#### [Stated problem]
Copy every entry precisely.

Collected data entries
++++++++++

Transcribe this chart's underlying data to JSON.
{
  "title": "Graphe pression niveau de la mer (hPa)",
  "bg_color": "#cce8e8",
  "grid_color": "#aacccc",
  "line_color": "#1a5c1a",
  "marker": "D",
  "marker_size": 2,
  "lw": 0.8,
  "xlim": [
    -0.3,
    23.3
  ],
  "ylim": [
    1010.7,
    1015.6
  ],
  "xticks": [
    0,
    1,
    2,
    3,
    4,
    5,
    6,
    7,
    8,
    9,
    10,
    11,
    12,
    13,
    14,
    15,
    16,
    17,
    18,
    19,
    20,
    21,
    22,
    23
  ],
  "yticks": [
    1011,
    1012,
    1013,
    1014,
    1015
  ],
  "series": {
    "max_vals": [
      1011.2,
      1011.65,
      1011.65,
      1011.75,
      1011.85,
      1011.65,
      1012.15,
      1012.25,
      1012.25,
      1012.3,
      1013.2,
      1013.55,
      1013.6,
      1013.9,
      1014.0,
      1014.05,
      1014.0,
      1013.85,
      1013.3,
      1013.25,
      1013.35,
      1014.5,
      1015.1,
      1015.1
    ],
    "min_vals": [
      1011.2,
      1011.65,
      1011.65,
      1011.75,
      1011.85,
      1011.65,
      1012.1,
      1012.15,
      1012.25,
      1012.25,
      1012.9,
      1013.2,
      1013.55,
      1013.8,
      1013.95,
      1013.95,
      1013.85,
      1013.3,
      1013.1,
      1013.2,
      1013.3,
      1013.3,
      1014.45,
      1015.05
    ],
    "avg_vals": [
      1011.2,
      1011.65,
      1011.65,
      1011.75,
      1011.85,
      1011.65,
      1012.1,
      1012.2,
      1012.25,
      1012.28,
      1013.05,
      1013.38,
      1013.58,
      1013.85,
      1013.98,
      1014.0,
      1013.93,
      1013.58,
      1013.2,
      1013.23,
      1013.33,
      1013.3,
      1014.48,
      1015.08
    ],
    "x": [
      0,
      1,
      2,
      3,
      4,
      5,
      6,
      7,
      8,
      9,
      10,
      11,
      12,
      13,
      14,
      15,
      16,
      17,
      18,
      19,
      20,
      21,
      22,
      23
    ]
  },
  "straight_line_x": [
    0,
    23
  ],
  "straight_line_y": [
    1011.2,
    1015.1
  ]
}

++++++++++

#### [Response to this task]
Transcribe this chart's underlying data to JSON.
{
  "title": "Graphe pression niveau de la mer (hPa)",
  "bg_color": "#cce8e8",
  "grid_color": "#aacccc",
  "line_color": "#1a5c1a",
  "marker": "D",
  "marker_size": 2,
  "lw": 0.8,
  "xlim": [
    -0.3,
    23.3
  ],
  "ylim": [
    1010.7,
    1015.6
  ],
  "xticks": [
    0,
    1,
    2,
    3,
    4,
    5,
    6,
    7,
    8,
    9,
    10,
    11,
    12,
    13,
    14,
    15,
    16,
    17,
    18,
    19,
    20,
    21,
    22,
    23
  ],
  "yticks": [
    1011,
    1012,
    1013,
    1014,
    1015
  ],
  "series": {
    "max_vals": [
      1011.2,
      1011.65,
      1011.65,
      1011.75,
      1011.85,
      1011.65,
      1012.15,
      1012.25,
      1012.25,
      1012.3,
      1013.2,
      1013.55,
      1013.6,
      1013.9,
      1014.0,
      1014.05,
      1014.0,
      1013.85,
      1013.3,
      1013.25,
      1013.35,
      1014.5,
      1015.1,
      1015.1
    ],
    "min_vals": [
      1011.2,
      1011.65,
      1011.65,
      1011.75,
      1011.85,
      1011.65,
      1012.1,
      1012.15,
      1012.25,
      1012.25,
      1012.9,
      1013.2,
      1013.55,
      1013.8,
      1013.95,
      1013.95,
      1013.85,
      1013.3,
      1013.1,
      1013.2,
      1013.3,
      1013.3,
      1014.45,
      1015.05
    ],
    "avg_vals": [
      1011.2,
      1011.65,
      1011.65,
      1011.75,
      1011.85,
      1011.65,
      1012.1,
      1012.2,
      1012.25,
      1012.28,
      1013.05,
      1013.38,
      1013.58,
      1013.85,
      1013.98,
      1014.0,
      1013.93,
      1013.58,
      1013.2,
      1013.23,
      1013.33,
      1013.3,
      1014.48,
      1015.08
    ],
    "x": [
      0,
      1,
      2,
      3,
      4,
      5,
      6,
      7,
      8,
      9,
      10,
      11,
      12,
      13,
      14,
      15,
      16,
      17,
      18,
      19,
      20,
      21,
      22,
      23
    ]
  },
  "straight_line_x": [
    0,
    23
  ],
  "straight_line_y": [
    1011.2,
    1015.1
  ]
}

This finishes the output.